— start of DATASET RECORDS —

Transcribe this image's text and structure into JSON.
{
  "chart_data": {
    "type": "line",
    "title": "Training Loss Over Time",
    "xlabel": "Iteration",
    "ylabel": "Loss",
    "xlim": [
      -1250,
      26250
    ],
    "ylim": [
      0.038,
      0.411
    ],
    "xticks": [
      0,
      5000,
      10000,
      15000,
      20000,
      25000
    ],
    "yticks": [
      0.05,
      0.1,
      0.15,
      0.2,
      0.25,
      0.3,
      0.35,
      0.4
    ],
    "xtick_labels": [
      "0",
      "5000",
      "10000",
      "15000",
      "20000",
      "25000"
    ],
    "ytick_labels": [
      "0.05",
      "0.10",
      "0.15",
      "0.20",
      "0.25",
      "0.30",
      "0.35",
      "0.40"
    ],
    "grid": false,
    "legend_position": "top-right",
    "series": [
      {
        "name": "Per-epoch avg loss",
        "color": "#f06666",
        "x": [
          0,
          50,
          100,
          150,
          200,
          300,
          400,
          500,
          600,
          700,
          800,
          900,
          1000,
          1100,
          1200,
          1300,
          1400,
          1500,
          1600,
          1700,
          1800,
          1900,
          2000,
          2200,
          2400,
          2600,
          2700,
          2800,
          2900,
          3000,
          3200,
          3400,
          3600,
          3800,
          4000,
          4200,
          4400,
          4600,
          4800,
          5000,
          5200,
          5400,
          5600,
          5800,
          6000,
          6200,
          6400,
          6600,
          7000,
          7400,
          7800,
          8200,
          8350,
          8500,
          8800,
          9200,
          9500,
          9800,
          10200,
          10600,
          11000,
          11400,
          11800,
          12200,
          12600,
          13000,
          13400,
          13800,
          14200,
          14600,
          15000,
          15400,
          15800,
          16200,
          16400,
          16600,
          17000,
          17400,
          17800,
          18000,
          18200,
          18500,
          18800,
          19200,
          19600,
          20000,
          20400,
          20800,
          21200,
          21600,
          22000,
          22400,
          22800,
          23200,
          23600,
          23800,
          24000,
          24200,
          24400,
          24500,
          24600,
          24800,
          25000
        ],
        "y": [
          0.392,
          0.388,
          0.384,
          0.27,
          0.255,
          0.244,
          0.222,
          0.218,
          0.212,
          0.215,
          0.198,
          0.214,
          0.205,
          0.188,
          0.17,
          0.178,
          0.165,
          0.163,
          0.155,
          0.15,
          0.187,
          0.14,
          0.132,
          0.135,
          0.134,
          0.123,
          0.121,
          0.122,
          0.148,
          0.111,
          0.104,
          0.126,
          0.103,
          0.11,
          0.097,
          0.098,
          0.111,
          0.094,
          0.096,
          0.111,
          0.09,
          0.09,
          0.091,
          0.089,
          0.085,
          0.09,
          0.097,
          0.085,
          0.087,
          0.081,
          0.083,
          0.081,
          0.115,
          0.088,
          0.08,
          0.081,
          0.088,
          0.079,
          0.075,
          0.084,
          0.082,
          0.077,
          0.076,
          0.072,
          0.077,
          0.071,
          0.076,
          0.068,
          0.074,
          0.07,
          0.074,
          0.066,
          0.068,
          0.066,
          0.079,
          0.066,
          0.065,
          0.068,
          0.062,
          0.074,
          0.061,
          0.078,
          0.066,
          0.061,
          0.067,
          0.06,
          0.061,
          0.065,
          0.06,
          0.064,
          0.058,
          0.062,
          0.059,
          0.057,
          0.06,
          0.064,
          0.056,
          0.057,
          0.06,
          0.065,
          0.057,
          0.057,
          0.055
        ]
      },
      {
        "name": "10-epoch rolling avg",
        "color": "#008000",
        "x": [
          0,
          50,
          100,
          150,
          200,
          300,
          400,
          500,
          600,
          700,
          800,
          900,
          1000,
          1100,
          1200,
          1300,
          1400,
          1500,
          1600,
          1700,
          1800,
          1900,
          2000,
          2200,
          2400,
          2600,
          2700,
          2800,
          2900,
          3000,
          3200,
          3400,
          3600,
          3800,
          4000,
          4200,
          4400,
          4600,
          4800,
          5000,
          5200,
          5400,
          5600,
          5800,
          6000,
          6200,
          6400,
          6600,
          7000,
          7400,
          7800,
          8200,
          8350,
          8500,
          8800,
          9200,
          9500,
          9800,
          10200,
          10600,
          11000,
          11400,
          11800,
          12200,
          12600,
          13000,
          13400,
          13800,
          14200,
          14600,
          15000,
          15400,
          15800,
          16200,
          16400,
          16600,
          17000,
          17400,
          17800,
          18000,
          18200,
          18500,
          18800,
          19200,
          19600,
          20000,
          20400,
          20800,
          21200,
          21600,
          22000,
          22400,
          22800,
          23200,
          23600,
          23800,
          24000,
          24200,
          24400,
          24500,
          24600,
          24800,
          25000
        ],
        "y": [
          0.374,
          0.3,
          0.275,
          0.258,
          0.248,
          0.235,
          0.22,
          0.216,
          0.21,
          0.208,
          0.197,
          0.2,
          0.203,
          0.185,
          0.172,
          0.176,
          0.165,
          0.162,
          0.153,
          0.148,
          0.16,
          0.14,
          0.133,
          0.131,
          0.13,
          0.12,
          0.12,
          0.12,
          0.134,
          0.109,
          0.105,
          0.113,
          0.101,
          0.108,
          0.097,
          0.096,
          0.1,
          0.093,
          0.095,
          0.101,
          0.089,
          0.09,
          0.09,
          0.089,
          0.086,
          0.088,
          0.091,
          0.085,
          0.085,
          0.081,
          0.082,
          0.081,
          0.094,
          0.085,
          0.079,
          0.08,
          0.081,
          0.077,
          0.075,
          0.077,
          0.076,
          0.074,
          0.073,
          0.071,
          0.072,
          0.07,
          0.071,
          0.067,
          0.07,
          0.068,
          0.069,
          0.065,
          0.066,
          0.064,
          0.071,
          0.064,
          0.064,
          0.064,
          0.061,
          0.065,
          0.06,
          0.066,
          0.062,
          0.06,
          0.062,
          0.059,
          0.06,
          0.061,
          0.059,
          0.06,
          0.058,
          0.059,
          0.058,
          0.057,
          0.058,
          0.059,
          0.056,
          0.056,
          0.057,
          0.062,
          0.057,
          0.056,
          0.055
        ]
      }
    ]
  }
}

— end of DATASET RECORDS —

● PROBLEM REQUIREMENTS
Return the full listing, character for character.

● WRITTEN REPLY
Transcribe this image's text and structure into JSON.
{
  "chart_data": {
    "type": "line",
    "title": "Training Loss Over Time",
    "xlabel": "Iteration",
    "ylabel": "Loss",
    "xlim": [
      -1250,
      26250
    ],
    "ylim": [
      0.038,
      0.411
    ],
    "xticks": [
      0,
      5000,
      10000,
      15000,
      20000,
      25000
    ],
    "yticks": [
      0.05,
      0.1,
      0.15,
      0.2,
      0.25,
      0.3,
      0.35,
      0.4
    ],
    "xtick_labels": [
      "0",
      "5000",
      "10000",
      "15000",
      "20000",
      "25000"
    ],
    "ytick_labels": [
      "0.05",
      "0.10",
      "0.15",
      "0.20",
      "0.25",
      "0.30",
      "0.35",
      "0.40"
    ],
    "grid": false,
    "legend_position": "top-right",
    "series": [
      {
        "name": "Per-epoch avg loss",
        "color": "#f06666",
        "x": [
          0,
          50,
          100,
          150,
          200,
          300,
          400,
          500,
          600,
          700,
          800,
          900,
          1000,
          1100,
          1200,
          1300,
          1400,
          1500,
          1600,
          1700,
          1800,
          1900,
          2000,
          2200,
          2400,
          2600,
          2700,
          2800,
          2900,
          3000,
          3200,
          3400,
          3600,
          3800,
          4000,
          4200,
          4400,
          4600,
          4800,
          5000,
          5200,
          5400,
          5600,
          5800,
          6000,
          6200,
          6400,
          6600,
          7000,
          7400,
          7800,
          8200,
          8350,
          8500,
          8800,
          9200,
          9500,
          9800,
          10200,
          10600,
          11000,
          11400,
          11800,
          12200,
          12600,
          13000,
          13400,
          13800,
          14200,
          14600,
          15000,
          15400,
          15800,
          16200,
          16400,
          16600,
          17000,
          17400,
          17800,
          18000,
          18200,
          18500,
          18800,
          19200,
          19600,
          20000,
          20400,
          20800,
          21200,
          21600,
          22000,
          22400,
          22800,
          23200,
          23600,
          23800,
          24000,
          24200,
          24400,
          24500,
          24600,
          24800,
          25000
        ],
        "y": [
          0.392,
          0.388,
          0.384,
          0.27,
          0.255,
          0.244,
          0.222,
          0.218,
          0.212,
          0.215,
          0.198,
          0.214,
          0.205,
          0.188,
          0.17,
          0.178,
          0.165,
          0.163,
          0.155,
          0.15,
          0.187,
          0.14,
          0.132,
          0.135,
          0.134,
          0.123,
          0.121,
          0.122,
          0.148,
          0.111,
          0.104,
          0.126,
          0.103,
          0.11,
          0.097,
          0.098,
          0.111,
          0.094,
          0.096,
          0.111,
          0.09,
          0.09,
          0.091,
          0.089,
          0.085,
          0.09,
          0.097,
          0.085,
          0.087,
          0.081,
          0.083,
          0.081,
          0.115,
          0.088,
          0.08,
          0.081,
          0.088,
          0.079,
          0.075,
          0.084,
          0.082,
          0.077,
          0.076,
          0.072,
          0.077,
          0.071,
          0.076,
          0.068,
          0.074,
          0.07,
          0.074,
          0.066,
          0.068,
          0.066,
          0.079,
          0.066,
          0.065,
          0.068,
          0.062,
          0.074,
          0.061,
          0.078,
          0.066,
          0.061,
          0.067,
          0.06,
          0.061,
          0.065,
          0.06,
          0.064,
          0.058,
          0.062,
          0.059,
          0.057,
          0.06,
          0.064,
          0.056,
          0.057,
          0.06,
          0.065,
          0.057,
          0.057,
          0.055
        ]
      },
      {
        "name": "10-epoch rolling avg",
        "color": "#008000",
        "x": [
          0,
          50,
          100,
          150,
          200,
          300,
          400,
          500,
          600,
          700,
          800,
          900,
          1000,
          1100,
          1200,
          1300,
          1400,
          1500,
          1600,
          1700,
          1800,
          1900,
          2000,
          2200,
          2400,
          2600,
          2700,
          2800,
          2900,
          3000,
          3200,
          3400,
          3600,
          3800,
          4000,
          4200,
          4400,
          4600,
          4800,
          5000,
          5200,
          5400,
          5600,
          5800,
          6000,
          6200,
          6400,
          6600,
          7000,
          7400,
          7800,
          8200,
          8350,
          8500,
          8800,
          9200,
          9500,
          9800,
          10200,
          10600,
          11000,
          11400,
          11800,
          12200,
          12600,
          13000,
          13400,
          13800,
          14200,
          14600,
          15000,
          15400,
          15800,
          16200,
          16400,
          16600,
          17000,
          17400,
          17800,
          18000,
          18200,
          18500,
          18800,
          19200,
          19600,
          20000,
          20400,
          20800,
          21200,
          21600,
          22000,
          22400,
          22800,
          23200,
          23600,
          23800,
          24000,
          24200,
          24400,
          24500,
          24600,
          24800,
          25000
        ],
        "y": [
          0.374,
          0.3,
          0.275,
          0.258,
          0.248,
          0.235,
          0.22,
          0.216,
          0.21,
          0.208,
          0.197,
          0.2,
          0.203,
          0.185,
          0.172,
          0.176,
          0.165,
          0.162,
          0.153,
          0.148,
          0.16,
          0.14,
          0.133,
          0.131,
          0.13,
          0.12,
          0.12,
          0.12,
          0.134,
          0.109,
          0.105,
          0.113,
          0.101,
          0.108,
          0.097,
          0.096,
          0.1,
          0.093,
          0.095,
          0.101,
          0.089,
          0.09,
          0.09,
          0.089,
          0.086,
          0.088,
          0.091,
          0.085,
          0.085,
          0.081,
          0.082,
          0.081,
          0.094,
          0.085,
          0.079,
          0.08,
          0.081,
          0.077,
          0.075,
          0.077,
          0.076,
          0.074,
          0.073,
          0.071,
          0.072,
          0.07,
          0.071,
          0.067,
          0.07,
          0.068,
          0.069,
          0.065,
          0.066,
          0.064,
          0.071,
          0.064,
          0.064,
          0.064,
          0.061,
          0.065,
          0.06,
          0.066,
          0.062,
          0.06,
          0.062,
          0.059,
          0.06,
          0.061,
          0.059,
          0.06,
          0.058,
          0.059,
          0.058,
          0.057,
          0.058,
          0.059,
          0.056,
          0.056,
          0.057,
          0.062,
          0.057,
          0.056,
          0.055
        ]
      }
    ]
  }
}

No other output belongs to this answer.